═════ Data provided ═════

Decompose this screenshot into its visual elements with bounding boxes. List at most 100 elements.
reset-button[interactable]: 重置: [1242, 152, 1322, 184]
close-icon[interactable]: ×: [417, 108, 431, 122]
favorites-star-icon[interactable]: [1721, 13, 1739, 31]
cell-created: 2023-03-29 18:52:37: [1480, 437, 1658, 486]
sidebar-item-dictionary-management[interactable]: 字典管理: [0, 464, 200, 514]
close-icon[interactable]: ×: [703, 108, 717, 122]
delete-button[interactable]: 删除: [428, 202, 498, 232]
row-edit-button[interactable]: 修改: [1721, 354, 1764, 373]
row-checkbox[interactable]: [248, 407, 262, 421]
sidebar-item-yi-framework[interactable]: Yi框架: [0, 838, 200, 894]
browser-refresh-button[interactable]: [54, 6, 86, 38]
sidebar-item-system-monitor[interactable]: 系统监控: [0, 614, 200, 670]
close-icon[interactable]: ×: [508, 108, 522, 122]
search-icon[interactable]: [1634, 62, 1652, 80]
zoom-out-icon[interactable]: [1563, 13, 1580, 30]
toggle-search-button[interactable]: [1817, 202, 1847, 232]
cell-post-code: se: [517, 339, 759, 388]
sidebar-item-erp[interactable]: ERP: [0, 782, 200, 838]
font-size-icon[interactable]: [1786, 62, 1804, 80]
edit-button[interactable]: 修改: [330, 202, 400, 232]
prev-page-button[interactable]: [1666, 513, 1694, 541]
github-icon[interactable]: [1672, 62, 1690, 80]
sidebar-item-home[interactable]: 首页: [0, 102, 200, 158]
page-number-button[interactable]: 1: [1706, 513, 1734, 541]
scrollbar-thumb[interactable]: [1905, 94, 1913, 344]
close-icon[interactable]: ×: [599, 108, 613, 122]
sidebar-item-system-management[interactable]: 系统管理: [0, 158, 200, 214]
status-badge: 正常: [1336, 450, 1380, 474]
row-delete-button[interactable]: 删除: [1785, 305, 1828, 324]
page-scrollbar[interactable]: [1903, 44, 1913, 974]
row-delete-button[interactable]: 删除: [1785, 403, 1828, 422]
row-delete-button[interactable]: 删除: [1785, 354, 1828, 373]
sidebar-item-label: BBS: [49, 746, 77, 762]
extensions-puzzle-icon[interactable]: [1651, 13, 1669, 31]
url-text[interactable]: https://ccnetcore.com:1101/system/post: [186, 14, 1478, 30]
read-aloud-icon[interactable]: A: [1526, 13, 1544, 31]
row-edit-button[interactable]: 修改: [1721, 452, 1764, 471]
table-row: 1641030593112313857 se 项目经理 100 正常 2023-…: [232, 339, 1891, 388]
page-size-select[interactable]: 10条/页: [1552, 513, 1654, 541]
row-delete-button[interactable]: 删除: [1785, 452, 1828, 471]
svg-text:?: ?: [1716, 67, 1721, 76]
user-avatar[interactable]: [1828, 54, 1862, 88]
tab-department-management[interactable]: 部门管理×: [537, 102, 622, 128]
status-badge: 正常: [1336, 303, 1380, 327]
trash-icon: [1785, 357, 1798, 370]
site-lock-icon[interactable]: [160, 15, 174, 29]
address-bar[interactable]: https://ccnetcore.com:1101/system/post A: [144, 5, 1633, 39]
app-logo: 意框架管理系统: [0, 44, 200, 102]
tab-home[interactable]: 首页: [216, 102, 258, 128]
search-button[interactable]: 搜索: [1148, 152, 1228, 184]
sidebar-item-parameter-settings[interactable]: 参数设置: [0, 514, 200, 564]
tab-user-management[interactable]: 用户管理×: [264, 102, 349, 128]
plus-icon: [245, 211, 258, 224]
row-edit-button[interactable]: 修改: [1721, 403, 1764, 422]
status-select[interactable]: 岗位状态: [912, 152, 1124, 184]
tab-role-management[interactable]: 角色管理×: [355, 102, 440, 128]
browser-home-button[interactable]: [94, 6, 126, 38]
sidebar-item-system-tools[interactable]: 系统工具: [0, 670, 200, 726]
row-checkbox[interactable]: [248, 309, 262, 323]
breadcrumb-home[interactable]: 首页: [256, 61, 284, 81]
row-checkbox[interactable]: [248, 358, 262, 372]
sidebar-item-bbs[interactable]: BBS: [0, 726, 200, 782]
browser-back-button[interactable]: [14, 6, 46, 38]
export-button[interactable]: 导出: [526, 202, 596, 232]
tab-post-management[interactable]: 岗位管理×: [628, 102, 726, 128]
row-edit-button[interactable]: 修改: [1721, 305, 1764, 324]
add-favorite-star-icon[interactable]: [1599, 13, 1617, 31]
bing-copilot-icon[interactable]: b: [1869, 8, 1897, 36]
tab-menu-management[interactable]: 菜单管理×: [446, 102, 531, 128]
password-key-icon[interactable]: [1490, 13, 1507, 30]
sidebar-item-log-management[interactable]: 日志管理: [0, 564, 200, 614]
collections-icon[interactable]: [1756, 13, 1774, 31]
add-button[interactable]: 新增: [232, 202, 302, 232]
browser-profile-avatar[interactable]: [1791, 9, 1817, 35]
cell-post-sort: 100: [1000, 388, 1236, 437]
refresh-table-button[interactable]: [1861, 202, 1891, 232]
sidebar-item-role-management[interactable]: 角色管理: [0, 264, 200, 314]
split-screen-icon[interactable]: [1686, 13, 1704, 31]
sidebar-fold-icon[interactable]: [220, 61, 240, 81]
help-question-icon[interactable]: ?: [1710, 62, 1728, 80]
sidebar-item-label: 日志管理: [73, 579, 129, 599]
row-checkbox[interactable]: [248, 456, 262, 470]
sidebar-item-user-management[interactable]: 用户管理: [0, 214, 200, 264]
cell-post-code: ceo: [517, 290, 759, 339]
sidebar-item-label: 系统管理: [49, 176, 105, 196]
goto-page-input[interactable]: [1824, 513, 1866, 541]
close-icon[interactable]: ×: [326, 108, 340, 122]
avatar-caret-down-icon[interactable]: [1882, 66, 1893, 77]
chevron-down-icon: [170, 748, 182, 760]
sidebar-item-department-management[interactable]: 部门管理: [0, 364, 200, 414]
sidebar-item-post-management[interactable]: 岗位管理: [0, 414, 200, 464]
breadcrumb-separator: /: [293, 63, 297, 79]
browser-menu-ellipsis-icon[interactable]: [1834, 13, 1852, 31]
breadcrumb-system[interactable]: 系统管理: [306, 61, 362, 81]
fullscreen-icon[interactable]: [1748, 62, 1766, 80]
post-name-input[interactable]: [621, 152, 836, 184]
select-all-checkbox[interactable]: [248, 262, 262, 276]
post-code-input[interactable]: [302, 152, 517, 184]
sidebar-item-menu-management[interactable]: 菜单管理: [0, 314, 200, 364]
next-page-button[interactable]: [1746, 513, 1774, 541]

═════

▶ **Aim of the exercise**
Can you write out every one of the entries above, word for word?

▶ **Result for this exercise**
Decompose this screenshot into its visual elements with bounding boxes. List at most 100 elements.
reset-button[interactable]: 重置: [1242, 152, 1322, 184]
close-icon[interactable]: ×: [417, 108, 431, 122]
favorites-star-icon[interactable]: [1721, 13, 1739, 31]
cell-created: 2023-03-29 18:52:37: [1480, 437, 1658, 486]
sidebar-item-dictionary-management[interactable]: 字典管理: [0, 464, 200, 514]
close-icon[interactable]: ×: [703, 108, 717, 122]
delete-button[interactable]: 删除: [428, 202, 498, 232]
row-edit-button[interactable]: 修改: [1721, 354, 1764, 373]
row-checkbox[interactable]: [248, 407, 262, 421]
sidebar-item-yi-framework[interactable]: Yi框架: [0, 838, 200, 894]
browser-refresh-button[interactable]: [54, 6, 86, 38]
sidebar-item-system-monitor[interactable]: 系统监控: [0, 614, 200, 670]
close-icon[interactable]: ×: [508, 108, 522, 122]
search-icon[interactable]: [1634, 62, 1652, 80]
zoom-out-icon[interactable]: [1563, 13, 1580, 30]
toggle-search-button[interactable]: [1817, 202, 1847, 232]
cell-post-code: se: [517, 339, 759, 388]
sidebar-item-erp[interactable]: ERP: [0, 782, 200, 838]
font-size-icon[interactable]: [1786, 62, 1804, 80]
edit-button[interactable]: 修改: [330, 202, 400, 232]
prev-page-button[interactable]: [1666, 513, 1694, 541]
github-icon[interactable]: [1672, 62, 1690, 80]
sidebar-item-home[interactable]: 首页: [0, 102, 200, 158]
page-number-button[interactable]: 1: [1706, 513, 1734, 541]
scrollbar-thumb[interactable]: [1905, 94, 1913, 344]
close-icon[interactable]: ×: [599, 108, 613, 122]
sidebar-item-system-management[interactable]: 系统管理: [0, 158, 200, 214]
status-badge: 正常: [1336, 450, 1380, 474]
row-delete-button[interactable]: 删除: [1785, 305, 1828, 324]
page-scrollbar[interactable]: [1903, 44, 1913, 974]
row-delete-button[interactable]: 删除: [1785, 403, 1828, 422]
row-delete-button[interactable]: 删除: [1785, 354, 1828, 373]
sidebar-item-label: BBS: [49, 746, 77, 762]
extensions-puzzle-icon[interactable]: [1651, 13, 1669, 31]
url-text[interactable]: https://ccnetcore.com:1101/system/post: [186, 14, 1478, 30]
read-aloud-icon[interactable]: A: [1526, 13, 1544, 31]
row-edit-button[interactable]: 修改: [1721, 452, 1764, 471]
table-row: 1641030593112313857 se 项目经理 100 正常 2023-…: [232, 339, 1891, 388]
page-size-select[interactable]: 10条/页: [1552, 513, 1654, 541]
row-delete-button[interactable]: 删除: [1785, 452, 1828, 471]
svg-text:?: ?: [1716, 67, 1721, 76]
user-avatar[interactable]: [1828, 54, 1862, 88]
tab-department-management[interactable]: 部门管理×: [537, 102, 622, 128]
status-badge: 正常: [1336, 303, 1380, 327]
trash-icon: [1785, 357, 1798, 370]
site-lock-icon[interactable]: [160, 15, 174, 29]
address-bar[interactable]: https://ccnetcore.com:1101/system/post A: [144, 5, 1633, 39]
app-logo: 意框架管理系统: [0, 44, 200, 102]
tab-home[interactable]: 首页: [216, 102, 258, 128]
search-button[interactable]: 搜索: [1148, 152, 1228, 184]
sidebar-item-parameter-settings[interactable]: 参数设置: [0, 514, 200, 564]
tab-user-management[interactable]: 用户管理×: [264, 102, 349, 128]
plus-icon: [245, 211, 258, 224]
row-edit-button[interactable]: 修改: [1721, 403, 1764, 422]
status-select[interactable]: 岗位状态: [912, 152, 1124, 184]
tab-role-management[interactable]: 角色管理×: [355, 102, 440, 128]
browser-home-button[interactable]: [94, 6, 126, 38]
sidebar-item-system-tools[interactable]: 系统工具: [0, 670, 200, 726]
row-checkbox[interactable]: [248, 309, 262, 323]
breadcrumb-home[interactable]: 首页: [256, 61, 284, 81]
row-checkbox[interactable]: [248, 358, 262, 372]
sidebar-item-bbs[interactable]: BBS: [0, 726, 200, 782]
browser-back-button[interactable]: [14, 6, 46, 38]
export-button[interactable]: 导出: [526, 202, 596, 232]
tab-post-management[interactable]: 岗位管理×: [628, 102, 726, 128]
row-edit-button[interactable]: 修改: [1721, 305, 1764, 324]
add-favorite-star-icon[interactable]: [1599, 13, 1617, 31]
bing-copilot-icon[interactable]: b: [1869, 8, 1897, 36]
tab-menu-management[interactable]: 菜单管理×: [446, 102, 531, 128]
password-key-icon[interactable]: [1490, 13, 1507, 30]
sidebar-item-log-management[interactable]: 日志管理: [0, 564, 200, 614]
collections-icon[interactable]: [1756, 13, 1774, 31]
add-button[interactable]: 新增: [232, 202, 302, 232]
browser-profile-avatar[interactable]: [1791, 9, 1817, 35]
cell-post-sort: 100: [1000, 388, 1236, 437]
refresh-table-button[interactable]: [1861, 202, 1891, 232]
sidebar-item-role-management[interactable]: 角色管理: [0, 264, 200, 314]
split-screen-icon[interactable]: [1686, 13, 1704, 31]
sidebar-fold-icon[interactable]: [220, 61, 240, 81]
help-question-icon[interactable]: ?: [1710, 62, 1728, 80]
sidebar-item-label: 日志管理: [73, 579, 129, 599]
row-checkbox[interactable]: [248, 456, 262, 470]
sidebar-item-user-management[interactable]: 用户管理: [0, 214, 200, 264]
cell-post-code: ceo: [517, 290, 759, 339]
sidebar-item-label: 系统管理: [49, 176, 105, 196]
goto-page-input[interactable]: [1824, 513, 1866, 541]
close-icon[interactable]: ×: [326, 108, 340, 122]
avatar-caret-down-icon[interactable]: [1882, 66, 1893, 77]
chevron-down-icon: [170, 748, 182, 760]
sidebar-item-department-management[interactable]: 部门管理: [0, 364, 200, 414]
sidebar-item-post-management[interactable]: 岗位管理: [0, 414, 200, 464]
breadcrumb-separator: /: [293, 63, 297, 79]
browser-menu-ellipsis-icon[interactable]: [1834, 13, 1852, 31]
breadcrumb-system[interactable]: 系统管理: [306, 61, 362, 81]
fullscreen-icon[interactable]: [1748, 62, 1766, 80]
post-name-input[interactable]: [621, 152, 836, 184]
select-all-checkbox[interactable]: [248, 262, 262, 276]
post-code-input[interactable]: [302, 152, 517, 184]
sidebar-item-menu-management[interactable]: 菜单管理: [0, 314, 200, 364]
next-page-button[interactable]: [1746, 513, 1774, 541]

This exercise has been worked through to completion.